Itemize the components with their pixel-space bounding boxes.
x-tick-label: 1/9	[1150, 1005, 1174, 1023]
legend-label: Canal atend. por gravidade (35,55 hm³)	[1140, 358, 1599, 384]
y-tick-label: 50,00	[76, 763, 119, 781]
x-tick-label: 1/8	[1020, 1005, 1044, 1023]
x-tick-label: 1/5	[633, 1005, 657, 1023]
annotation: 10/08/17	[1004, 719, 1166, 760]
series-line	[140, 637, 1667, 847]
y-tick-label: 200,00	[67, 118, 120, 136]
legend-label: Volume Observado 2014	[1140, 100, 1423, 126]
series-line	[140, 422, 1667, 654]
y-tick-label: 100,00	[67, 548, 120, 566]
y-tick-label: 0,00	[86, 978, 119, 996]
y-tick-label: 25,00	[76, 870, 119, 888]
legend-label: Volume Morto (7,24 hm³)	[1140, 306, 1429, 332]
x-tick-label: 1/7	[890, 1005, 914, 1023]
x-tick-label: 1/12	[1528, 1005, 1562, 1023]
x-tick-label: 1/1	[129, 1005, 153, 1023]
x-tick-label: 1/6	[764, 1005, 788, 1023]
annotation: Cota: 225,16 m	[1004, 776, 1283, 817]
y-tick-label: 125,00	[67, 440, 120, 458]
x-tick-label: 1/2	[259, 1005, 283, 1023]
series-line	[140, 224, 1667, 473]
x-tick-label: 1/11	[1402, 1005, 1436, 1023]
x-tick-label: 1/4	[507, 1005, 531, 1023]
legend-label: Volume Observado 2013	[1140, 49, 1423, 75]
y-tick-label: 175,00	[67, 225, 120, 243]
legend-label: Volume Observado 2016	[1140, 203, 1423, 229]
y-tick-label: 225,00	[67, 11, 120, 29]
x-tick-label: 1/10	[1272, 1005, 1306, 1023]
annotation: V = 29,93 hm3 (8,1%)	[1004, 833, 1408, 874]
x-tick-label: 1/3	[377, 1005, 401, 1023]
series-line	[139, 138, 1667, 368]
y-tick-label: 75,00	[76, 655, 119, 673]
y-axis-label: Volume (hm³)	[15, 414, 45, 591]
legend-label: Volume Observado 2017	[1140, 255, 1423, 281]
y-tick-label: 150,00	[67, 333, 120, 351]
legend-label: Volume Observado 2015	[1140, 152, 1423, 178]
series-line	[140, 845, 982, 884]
--------------------------------
Stated goal → Put every line from the entries above into one numbered list, skipping any blank lines.

Full response →
1. Itemize the components with their pixel-space bounding boxes.
2. x-tick-label: 1/9	[1150, 1005, 1174, 1023]
3. legend-label: Canal atend. por gravidade (35,55 hm³)	[1140, 358, 1599, 384]
4. y-tick-label: 50,00	[76, 763, 119, 781]
5. x-tick-label: 1/8	[1020, 1005, 1044, 1023]
6. x-tick-label: 1/5	[633, 1005, 657, 1023]
7. annotation: 10/08/17	[1004, 719, 1166, 760]
8. series-line	[140, 637, 1667, 847]
9. y-tick-label: 200,00	[67, 118, 120, 136]
10. legend-label: Volume Observado 2014	[1140, 100, 1423, 126]
11. series-line	[140, 422, 1667, 654]
12. y-tick-label: 100,00	[67, 548, 120, 566]
13. y-tick-label: 0,00	[86, 978, 119, 996]
14. y-tick-label: 25,00	[76, 870, 119, 888]
15. legend-label: Volume Morto (7,24 hm³)	[1140, 306, 1429, 332]
16. x-tick-label: 1/7	[890, 1005, 914, 1023]
17. x-tick-label: 1/12	[1528, 1005, 1562, 1023]
18. x-tick-label: 1/1	[129, 1005, 153, 1023]
19. x-tick-label: 1/6	[764, 1005, 788, 1023]
20. annotation: Cota: 225,16 m	[1004, 776, 1283, 817]
21. y-tick-label: 125,00	[67, 440, 120, 458]
22. x-tick-label: 1/2	[259, 1005, 283, 1023]
23. series-line	[140, 224, 1667, 473]
24. x-tick-label: 1/11	[1402, 1005, 1436, 1023]
25. x-tick-label: 1/4	[507, 1005, 531, 1023]
26. legend-label: Volume Observado 2013	[1140, 49, 1423, 75]
27. y-tick-label: 175,00	[67, 225, 120, 243]
28. legend-label: Volume Observado 2016	[1140, 203, 1423, 229]
29. y-tick-label: 225,00	[67, 11, 120, 29]
30. x-tick-label: 1/10	[1272, 1005, 1306, 1023]
31. annotation: V = 29,93 hm3 (8,1%)	[1004, 833, 1408, 874]
32. x-tick-label: 1/3	[377, 1005, 401, 1023]
33. series-line	[139, 138, 1667, 368]
34. y-tick-label: 75,00	[76, 655, 119, 673]
35. y-axis-label: Volume (hm³)	[15, 414, 45, 591]
36. legend-label: Volume Observado 2017	[1140, 255, 1423, 281]
37. y-tick-label: 150,00	[67, 333, 120, 351]
38. legend-label: Volume Observado 2015	[1140, 152, 1423, 178]
39. series-line	[140, 845, 982, 884]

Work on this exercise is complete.